━━ EXTRACTED RECORDS ━━

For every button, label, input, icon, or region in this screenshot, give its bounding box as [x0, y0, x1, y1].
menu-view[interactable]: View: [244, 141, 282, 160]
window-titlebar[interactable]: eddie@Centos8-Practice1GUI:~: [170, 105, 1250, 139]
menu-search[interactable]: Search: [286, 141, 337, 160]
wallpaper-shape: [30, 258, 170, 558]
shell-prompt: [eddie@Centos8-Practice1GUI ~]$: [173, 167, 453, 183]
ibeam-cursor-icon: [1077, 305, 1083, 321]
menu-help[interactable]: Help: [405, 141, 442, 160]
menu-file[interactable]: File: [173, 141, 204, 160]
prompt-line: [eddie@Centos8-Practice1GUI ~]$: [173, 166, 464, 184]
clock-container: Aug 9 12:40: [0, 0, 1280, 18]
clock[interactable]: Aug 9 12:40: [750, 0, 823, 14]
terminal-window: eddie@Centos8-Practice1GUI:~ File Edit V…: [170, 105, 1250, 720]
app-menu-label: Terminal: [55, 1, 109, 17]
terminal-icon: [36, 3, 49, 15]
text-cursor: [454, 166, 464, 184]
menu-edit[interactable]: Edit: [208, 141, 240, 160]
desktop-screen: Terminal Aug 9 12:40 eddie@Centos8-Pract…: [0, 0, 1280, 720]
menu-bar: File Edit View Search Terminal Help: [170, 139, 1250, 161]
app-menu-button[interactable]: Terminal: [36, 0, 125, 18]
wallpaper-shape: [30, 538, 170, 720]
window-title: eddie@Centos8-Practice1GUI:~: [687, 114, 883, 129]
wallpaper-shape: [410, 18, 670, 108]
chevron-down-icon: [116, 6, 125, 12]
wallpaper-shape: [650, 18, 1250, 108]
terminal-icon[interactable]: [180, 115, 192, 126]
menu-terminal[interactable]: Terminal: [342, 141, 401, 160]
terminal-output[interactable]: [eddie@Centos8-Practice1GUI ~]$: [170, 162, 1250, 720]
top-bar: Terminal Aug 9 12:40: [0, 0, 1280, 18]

━━━

→ **GIVEN INSTRUCTION**
Format the lines above as a JSON list of strings with one string per line, omitting any blank lines.

→ **REPLY TO THE TASK**
[
  "For every button, label, input, icon, or region in this screenshot, give its bounding box as [x0, y0, x1, y1].",
  "menu-view[interactable]: View: [244, 141, 282, 160]",
  "window-titlebar[interactable]: eddie@Centos8-Practice1GUI:~: [170, 105, 1250, 139]",
  "menu-search[interactable]: Search: [286, 141, 337, 160]",
  "wallpaper-shape: [30, 258, 170, 558]",
  "shell-prompt: [eddie@Centos8-Practice1GUI ~]$: [173, 167, 453, 183]",
  "ibeam-cursor-icon: [1077, 305, 1083, 321]",
  "menu-help[interactable]: Help: [405, 141, 442, 160]",
  "menu-file[interactable]: File: [173, 141, 204, 160]",
  "prompt-line: [eddie@Centos8-Practice1GUI ~]$: [173, 166, 464, 184]",
  "clock-container: Aug 9 12:40: [0, 0, 1280, 18]",
  "clock[interactable]: Aug 9 12:40: [750, 0, 823, 14]",
  "terminal-window: eddie@Centos8-Practice1GUI:~ File Edit V…: [170, 105, 1250, 720]",
  "app-menu-label: Terminal: [55, 1, 109, 17]",
  "terminal-icon: [36, 3, 49, 15]",
  "text-cursor: [454, 166, 464, 184]",
  "menu-edit[interactable]: Edit: [208, 141, 240, 160]",
  "desktop-screen: Terminal Aug 9 12:40 eddie@Centos8-Pract…: [0, 0, 1280, 720]",
  "menu-bar: File Edit View Search Terminal Help: [170, 139, 1250, 161]",
  "app-menu-button[interactable]: Terminal: [36, 0, 125, 18]",
  "wallpaper-shape: [30, 538, 170, 720]",
  "window-title: eddie@Centos8-Practice1GUI:~: [687, 114, 883, 129]",
  "wallpaper-shape: [410, 18, 670, 108]",
  "chevron-down-icon: [116, 6, 125, 12]",
  "wallpaper-shape: [650, 18, 1250, 108]",
  "terminal-icon[interactable]: [180, 115, 192, 126]",
  "menu-terminal[interactable]: Terminal: [342, 141, 401, 160]",
  "terminal-output[interactable]: [eddie@Centos8-Practice1GUI ~]$: [170, 162, 1250, 720]",
  "top-bar: Terminal Aug 9 12:40: [0, 0, 1280, 18]"
]